● Data to use:

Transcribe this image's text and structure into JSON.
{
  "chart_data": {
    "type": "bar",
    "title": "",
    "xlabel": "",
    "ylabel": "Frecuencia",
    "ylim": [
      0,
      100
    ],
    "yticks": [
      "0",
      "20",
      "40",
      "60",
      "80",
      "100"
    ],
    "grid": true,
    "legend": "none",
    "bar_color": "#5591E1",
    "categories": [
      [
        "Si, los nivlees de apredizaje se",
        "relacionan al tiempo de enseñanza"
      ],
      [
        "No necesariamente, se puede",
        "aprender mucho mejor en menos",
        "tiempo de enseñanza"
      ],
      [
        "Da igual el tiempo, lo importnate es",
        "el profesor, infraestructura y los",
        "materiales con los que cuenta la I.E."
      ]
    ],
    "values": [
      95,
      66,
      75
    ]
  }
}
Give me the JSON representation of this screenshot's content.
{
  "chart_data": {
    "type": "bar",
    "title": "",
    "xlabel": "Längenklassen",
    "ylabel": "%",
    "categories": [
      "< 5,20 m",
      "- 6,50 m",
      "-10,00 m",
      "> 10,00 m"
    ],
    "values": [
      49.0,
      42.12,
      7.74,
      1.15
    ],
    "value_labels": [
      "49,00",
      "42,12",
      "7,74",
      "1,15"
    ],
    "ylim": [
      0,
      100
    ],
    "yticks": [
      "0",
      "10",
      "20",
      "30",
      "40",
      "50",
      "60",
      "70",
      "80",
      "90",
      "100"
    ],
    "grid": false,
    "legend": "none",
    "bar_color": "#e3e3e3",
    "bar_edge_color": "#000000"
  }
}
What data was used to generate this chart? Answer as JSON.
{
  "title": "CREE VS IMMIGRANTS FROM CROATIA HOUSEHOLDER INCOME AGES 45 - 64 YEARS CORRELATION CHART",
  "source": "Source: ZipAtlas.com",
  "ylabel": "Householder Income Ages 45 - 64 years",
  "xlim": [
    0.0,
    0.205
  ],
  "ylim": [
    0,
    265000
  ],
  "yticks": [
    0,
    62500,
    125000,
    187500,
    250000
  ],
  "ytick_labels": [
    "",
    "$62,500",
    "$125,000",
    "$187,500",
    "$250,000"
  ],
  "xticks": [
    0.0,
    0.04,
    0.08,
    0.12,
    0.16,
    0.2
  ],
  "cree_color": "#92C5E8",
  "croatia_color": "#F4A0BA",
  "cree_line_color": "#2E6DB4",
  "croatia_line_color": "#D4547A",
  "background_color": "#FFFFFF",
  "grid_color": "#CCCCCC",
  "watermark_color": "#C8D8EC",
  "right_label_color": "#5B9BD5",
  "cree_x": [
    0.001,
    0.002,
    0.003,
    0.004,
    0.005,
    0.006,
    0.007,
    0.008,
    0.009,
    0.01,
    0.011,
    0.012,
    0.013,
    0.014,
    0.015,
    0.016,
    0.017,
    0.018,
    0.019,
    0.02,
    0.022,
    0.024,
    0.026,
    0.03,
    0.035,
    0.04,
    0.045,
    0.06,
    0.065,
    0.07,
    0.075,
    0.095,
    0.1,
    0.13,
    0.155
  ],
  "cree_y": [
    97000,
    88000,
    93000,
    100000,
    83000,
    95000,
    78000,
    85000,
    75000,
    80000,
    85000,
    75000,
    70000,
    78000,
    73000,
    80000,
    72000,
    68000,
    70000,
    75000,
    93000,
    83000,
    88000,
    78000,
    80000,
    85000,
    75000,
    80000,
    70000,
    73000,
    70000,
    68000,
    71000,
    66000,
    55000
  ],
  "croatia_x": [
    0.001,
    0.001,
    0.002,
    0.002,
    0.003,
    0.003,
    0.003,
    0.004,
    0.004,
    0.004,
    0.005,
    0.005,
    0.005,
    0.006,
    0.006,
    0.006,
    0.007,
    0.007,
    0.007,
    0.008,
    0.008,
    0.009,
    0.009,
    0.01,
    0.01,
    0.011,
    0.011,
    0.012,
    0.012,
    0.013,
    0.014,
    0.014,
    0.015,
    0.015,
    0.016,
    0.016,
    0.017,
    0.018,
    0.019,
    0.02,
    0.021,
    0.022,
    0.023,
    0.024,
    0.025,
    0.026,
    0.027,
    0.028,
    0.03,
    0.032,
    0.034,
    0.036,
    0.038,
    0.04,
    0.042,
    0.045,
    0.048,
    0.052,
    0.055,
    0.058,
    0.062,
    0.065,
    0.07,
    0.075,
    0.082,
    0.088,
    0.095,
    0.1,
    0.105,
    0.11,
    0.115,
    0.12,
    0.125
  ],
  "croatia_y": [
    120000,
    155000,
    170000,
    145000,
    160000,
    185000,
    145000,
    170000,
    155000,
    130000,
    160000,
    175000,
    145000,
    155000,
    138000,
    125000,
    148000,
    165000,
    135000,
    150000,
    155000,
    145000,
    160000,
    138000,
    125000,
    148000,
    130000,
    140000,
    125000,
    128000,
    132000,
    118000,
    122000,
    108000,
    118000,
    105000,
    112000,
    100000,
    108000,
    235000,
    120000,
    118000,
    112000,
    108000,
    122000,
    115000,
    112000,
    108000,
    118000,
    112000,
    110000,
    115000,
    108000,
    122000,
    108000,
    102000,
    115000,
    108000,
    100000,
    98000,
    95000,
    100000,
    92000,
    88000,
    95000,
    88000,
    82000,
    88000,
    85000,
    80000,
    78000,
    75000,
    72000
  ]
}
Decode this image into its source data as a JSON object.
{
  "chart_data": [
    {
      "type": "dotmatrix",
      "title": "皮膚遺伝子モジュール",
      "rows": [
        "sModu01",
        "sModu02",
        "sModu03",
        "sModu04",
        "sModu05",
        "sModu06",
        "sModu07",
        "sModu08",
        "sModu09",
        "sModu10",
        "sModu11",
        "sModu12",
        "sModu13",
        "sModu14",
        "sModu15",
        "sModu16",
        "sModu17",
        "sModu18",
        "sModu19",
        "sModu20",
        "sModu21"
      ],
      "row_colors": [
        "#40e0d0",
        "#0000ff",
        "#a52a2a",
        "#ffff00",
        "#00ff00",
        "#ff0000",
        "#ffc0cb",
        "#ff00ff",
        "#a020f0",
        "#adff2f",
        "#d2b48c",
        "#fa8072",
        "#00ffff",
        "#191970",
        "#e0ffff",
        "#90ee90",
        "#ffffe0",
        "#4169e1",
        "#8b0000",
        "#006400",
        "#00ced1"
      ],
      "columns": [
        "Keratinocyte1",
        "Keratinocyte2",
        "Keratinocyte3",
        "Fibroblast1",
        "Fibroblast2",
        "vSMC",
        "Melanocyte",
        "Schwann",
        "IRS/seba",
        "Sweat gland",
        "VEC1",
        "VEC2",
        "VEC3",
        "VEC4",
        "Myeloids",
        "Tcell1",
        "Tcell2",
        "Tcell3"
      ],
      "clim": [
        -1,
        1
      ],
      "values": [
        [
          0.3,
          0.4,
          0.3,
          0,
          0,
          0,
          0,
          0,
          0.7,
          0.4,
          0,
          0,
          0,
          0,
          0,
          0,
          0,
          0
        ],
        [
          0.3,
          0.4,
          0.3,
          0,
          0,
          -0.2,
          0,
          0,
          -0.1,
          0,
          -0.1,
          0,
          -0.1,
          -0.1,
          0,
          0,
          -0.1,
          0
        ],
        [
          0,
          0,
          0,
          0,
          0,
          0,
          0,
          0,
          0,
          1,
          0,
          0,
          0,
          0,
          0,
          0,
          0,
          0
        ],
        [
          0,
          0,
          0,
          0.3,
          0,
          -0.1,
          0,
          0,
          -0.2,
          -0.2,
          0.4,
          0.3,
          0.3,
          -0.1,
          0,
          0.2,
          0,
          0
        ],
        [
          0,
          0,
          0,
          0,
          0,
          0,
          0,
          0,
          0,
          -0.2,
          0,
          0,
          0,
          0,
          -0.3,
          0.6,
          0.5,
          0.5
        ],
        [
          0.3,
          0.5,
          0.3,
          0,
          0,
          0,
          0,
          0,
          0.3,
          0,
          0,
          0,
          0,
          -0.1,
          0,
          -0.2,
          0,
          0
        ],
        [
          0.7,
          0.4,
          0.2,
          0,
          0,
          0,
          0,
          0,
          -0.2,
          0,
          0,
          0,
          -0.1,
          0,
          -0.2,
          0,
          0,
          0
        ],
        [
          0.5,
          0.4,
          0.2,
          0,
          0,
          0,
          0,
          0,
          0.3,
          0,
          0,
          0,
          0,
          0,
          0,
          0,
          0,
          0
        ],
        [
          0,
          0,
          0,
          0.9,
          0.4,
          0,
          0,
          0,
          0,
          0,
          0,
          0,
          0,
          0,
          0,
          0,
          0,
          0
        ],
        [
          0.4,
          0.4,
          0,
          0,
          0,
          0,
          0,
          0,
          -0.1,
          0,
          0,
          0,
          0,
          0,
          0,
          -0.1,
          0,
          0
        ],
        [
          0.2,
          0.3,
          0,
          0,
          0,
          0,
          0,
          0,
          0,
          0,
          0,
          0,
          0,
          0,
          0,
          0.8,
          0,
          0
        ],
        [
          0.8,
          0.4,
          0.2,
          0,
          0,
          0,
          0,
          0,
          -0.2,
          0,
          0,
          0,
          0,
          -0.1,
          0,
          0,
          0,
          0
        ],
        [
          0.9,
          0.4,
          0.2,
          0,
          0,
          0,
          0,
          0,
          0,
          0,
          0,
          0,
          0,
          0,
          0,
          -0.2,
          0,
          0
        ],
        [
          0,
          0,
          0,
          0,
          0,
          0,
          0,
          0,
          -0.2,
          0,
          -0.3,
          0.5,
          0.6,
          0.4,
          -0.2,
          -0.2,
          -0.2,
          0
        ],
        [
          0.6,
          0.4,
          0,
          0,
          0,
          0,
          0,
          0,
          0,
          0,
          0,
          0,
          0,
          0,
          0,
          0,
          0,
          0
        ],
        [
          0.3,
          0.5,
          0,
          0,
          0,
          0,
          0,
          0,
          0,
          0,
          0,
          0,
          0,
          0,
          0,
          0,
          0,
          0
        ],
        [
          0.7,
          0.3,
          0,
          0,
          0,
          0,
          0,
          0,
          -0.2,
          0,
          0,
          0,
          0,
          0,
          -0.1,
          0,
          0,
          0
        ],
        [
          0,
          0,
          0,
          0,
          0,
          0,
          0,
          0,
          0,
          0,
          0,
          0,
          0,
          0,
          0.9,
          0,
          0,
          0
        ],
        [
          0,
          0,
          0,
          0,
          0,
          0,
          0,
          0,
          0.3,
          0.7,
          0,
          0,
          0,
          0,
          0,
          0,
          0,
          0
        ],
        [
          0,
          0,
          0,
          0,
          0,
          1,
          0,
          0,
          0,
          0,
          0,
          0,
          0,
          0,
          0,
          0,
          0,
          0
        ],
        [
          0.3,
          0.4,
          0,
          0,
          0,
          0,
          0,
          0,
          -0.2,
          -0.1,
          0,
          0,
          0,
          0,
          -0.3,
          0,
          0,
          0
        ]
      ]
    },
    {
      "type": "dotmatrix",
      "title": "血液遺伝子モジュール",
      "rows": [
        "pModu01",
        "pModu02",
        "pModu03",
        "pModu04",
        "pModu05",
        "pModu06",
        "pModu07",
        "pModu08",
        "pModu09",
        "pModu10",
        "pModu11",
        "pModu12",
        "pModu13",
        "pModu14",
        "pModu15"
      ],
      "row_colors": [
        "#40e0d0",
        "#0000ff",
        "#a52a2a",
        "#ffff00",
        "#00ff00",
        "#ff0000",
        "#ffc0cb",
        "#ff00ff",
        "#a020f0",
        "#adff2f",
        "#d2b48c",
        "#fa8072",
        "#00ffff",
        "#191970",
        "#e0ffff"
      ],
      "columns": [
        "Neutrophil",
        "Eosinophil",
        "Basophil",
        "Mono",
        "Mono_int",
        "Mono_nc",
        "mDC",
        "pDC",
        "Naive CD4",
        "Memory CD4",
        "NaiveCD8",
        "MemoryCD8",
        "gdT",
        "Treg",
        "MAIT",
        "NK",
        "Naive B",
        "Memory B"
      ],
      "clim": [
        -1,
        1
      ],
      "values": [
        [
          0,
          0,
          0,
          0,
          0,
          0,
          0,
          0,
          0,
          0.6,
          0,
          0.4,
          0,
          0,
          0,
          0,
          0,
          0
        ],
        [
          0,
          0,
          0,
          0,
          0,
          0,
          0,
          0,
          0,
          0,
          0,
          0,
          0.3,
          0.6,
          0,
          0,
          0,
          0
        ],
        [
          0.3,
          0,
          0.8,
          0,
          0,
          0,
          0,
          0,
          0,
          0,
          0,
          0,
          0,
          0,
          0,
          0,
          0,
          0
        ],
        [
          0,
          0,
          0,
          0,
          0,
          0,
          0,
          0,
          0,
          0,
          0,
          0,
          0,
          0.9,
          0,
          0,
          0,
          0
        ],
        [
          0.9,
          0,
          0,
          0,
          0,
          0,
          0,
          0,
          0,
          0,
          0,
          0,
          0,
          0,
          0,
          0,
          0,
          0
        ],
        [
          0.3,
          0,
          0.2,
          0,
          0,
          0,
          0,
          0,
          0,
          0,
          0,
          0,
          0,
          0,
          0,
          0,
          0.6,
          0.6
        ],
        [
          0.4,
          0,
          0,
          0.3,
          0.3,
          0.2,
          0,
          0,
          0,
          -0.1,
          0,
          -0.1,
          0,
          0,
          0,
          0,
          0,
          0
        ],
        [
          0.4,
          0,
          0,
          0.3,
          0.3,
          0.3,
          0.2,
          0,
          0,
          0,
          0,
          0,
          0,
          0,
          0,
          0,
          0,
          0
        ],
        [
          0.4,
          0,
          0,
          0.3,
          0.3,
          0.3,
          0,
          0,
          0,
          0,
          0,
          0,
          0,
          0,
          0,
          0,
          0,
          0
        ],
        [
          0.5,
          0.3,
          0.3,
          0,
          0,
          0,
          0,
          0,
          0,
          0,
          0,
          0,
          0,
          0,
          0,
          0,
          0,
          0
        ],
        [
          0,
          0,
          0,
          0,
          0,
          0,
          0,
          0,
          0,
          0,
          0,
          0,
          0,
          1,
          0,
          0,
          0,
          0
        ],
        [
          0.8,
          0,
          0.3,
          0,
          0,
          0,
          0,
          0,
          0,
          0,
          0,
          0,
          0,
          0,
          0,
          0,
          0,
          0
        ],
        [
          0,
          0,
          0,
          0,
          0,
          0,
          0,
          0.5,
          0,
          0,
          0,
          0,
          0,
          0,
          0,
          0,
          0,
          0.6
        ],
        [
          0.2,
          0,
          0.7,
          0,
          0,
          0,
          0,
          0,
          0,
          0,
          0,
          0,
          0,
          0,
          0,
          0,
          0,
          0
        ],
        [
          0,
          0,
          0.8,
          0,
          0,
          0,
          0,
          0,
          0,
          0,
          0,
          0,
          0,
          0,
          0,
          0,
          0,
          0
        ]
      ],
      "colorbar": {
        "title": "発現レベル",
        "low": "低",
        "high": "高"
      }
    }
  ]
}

● Stated task: Check each line above for the word "tiempo", and copy the lines where it appears.

● The answer:
        "relacionan al tiempo de enseñanza"
        "tiempo de enseñanza"
        "Da igual el tiempo, lo importnate es",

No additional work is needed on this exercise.